Required task: Find every line containing the word "Initial" in the records below; report only how many there are.

Entries supplied:
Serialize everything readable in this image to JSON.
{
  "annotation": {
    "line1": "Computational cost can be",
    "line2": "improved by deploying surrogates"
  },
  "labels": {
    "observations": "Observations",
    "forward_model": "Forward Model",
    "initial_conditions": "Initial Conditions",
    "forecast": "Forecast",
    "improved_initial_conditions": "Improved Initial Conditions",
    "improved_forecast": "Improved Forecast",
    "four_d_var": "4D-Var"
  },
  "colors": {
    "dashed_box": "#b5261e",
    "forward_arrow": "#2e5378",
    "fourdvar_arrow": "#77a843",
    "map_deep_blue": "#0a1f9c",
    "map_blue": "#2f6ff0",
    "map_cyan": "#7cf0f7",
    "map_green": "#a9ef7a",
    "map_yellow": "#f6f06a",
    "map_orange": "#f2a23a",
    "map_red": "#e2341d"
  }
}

Response below: 2